◆ The data
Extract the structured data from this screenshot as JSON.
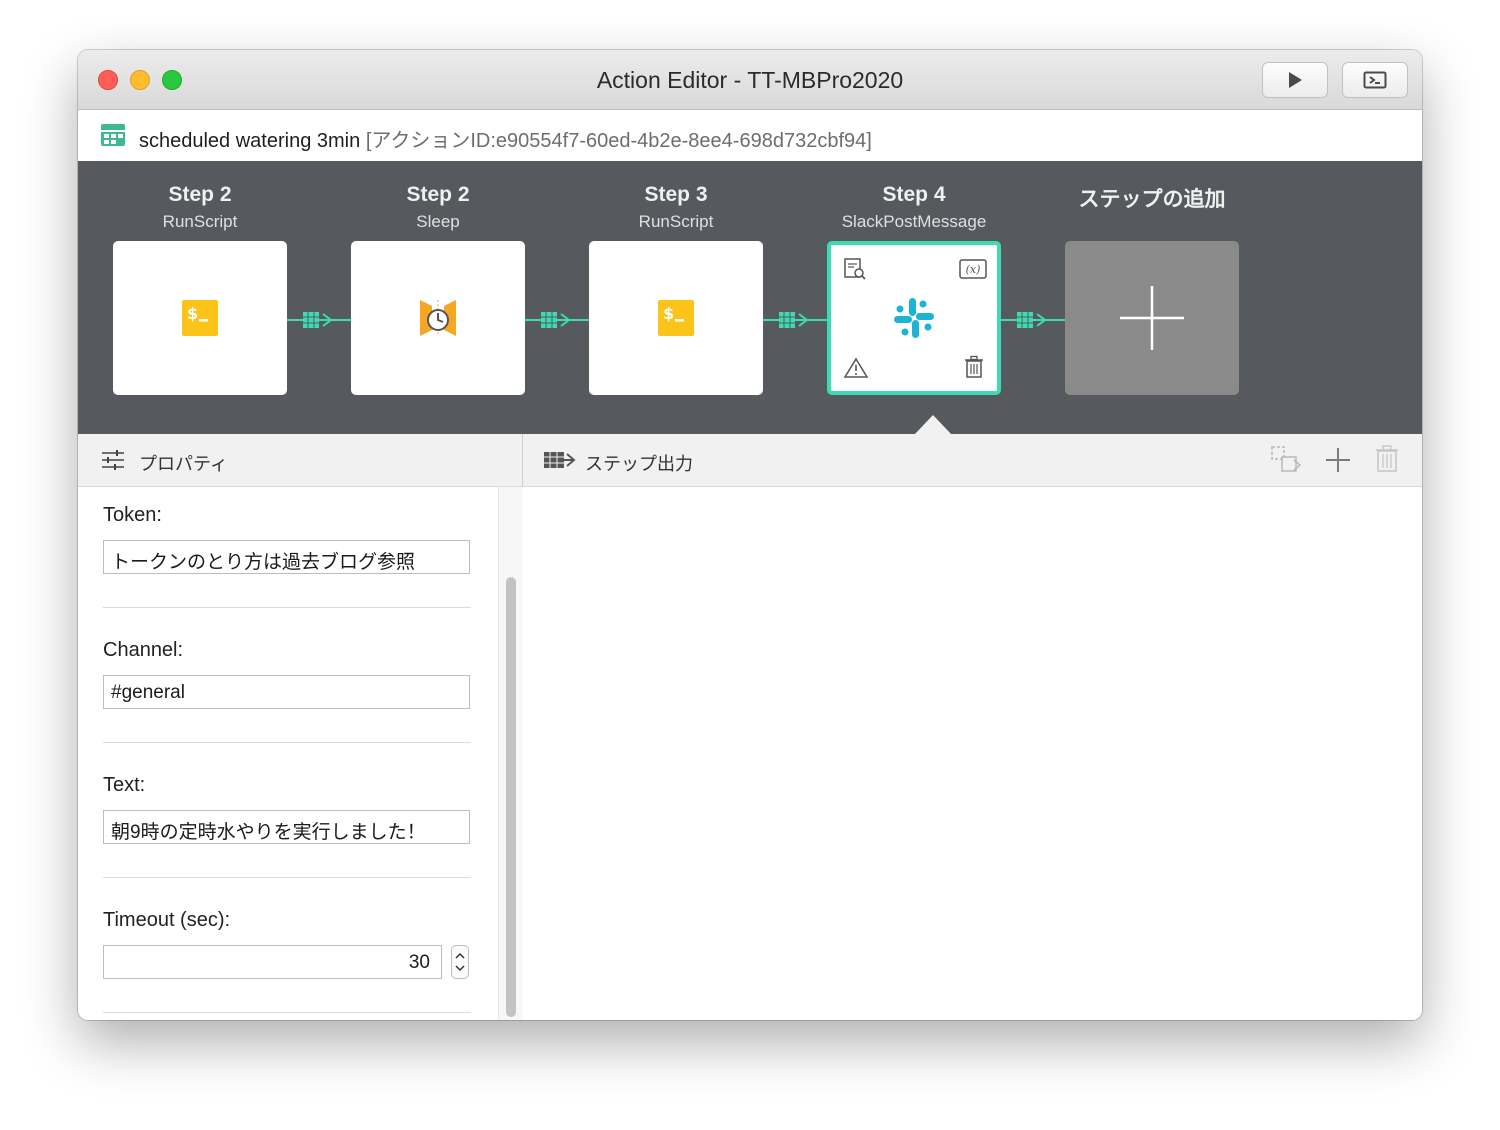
{
  "window": {
    "title": "Action Editor - TT-MBPro2020",
    "buttons": [
      {
        "name": "run",
        "icon": "play-icon"
      },
      {
        "name": "console",
        "icon": "terminal-icon"
      }
    ]
  },
  "action": {
    "name": "scheduled watering 3min",
    "id_label": "[アクションID:e90554f7-60ed-4b2e-8ee4-698d732cbf94]",
    "icon": "calendar-icon"
  },
  "steps": [
    {
      "title": "Step 2",
      "type": "RunScript",
      "icon": "terminal-script-icon"
    },
    {
      "title": "Step 2",
      "type": "Sleep",
      "icon": "sleep-clock-icon"
    },
    {
      "title": "Step 3",
      "type": "RunScript",
      "icon": "terminal-script-icon"
    },
    {
      "title": "Step 4",
      "type": "SlackPostMessage",
      "icon": "slack-icon",
      "selected": true
    },
    {
      "title": "ステップの追加",
      "type": "",
      "icon": "plus-icon"
    }
  ],
  "properties_panel": {
    "title": "プロパティ",
    "fields": [
      {
        "label": "Token:",
        "value": "トークンのとり方は過去ブログ参照"
      },
      {
        "label": "Channel:",
        "value": "#general"
      },
      {
        "label": "Text:",
        "value": "朝9時の定時水やりを実行しました！"
      },
      {
        "label": "Timeout (sec):",
        "value": "30"
      }
    ]
  },
  "output_panel": {
    "title": "ステップ出力"
  },
  "colors": {
    "accent": "#3ddbb3",
    "steps_background": "#56595d",
    "script_icon": "#fcc419",
    "sleep_icon": "#f5a623",
    "slack_icon": "#1cb3d4"
  }
}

◆ Task objective
Repeat the data above exactly, but not the pictures.

◆ Result
Extract the structured data from this screenshot as JSON.
{
  "window": {
    "title": "Action Editor - TT-MBPro2020",
    "buttons": [
      {
        "name": "run",
        "icon": "play-icon"
      },
      {
        "name": "console",
        "icon": "terminal-icon"
      }
    ]
  },
  "action": {
    "name": "scheduled watering 3min",
    "id_label": "[アクションID:e90554f7-60ed-4b2e-8ee4-698d732cbf94]",
    "icon": "calendar-icon"
  },
  "steps": [
    {
      "title": "Step 2",
      "type": "RunScript",
      "icon": "terminal-script-icon"
    },
    {
      "title": "Step 2",
      "type": "Sleep",
      "icon": "sleep-clock-icon"
    },
    {
      "title": "Step 3",
      "type": "RunScript",
      "icon": "terminal-script-icon"
    },
    {
      "title": "Step 4",
      "type": "SlackPostMessage",
      "icon": "slack-icon",
      "selected": true
    },
    {
      "title": "ステップの追加",
      "type": "",
      "icon": "plus-icon"
    }
  ],
  "properties_panel": {
    "title": "プロパティ",
    "fields": [
      {
        "label": "Token:",
        "value": "トークンのとり方は過去ブログ参照"
      },
      {
        "label": "Channel:",
        "value": "#general"
      },
      {
        "label": "Text:",
        "value": "朝9時の定時水やりを実行しました！"
      },
      {
        "label": "Timeout (sec):",
        "value": "30"
      }
    ]
  },
  "output_panel": {
    "title": "ステップ出力"
  },
  "colors": {
    "accent": "#3ddbb3",
    "steps_background": "#56595d",
    "script_icon": "#fcc419",
    "sleep_icon": "#f5a623",
    "slack_icon": "#1cb3d4"
  }
}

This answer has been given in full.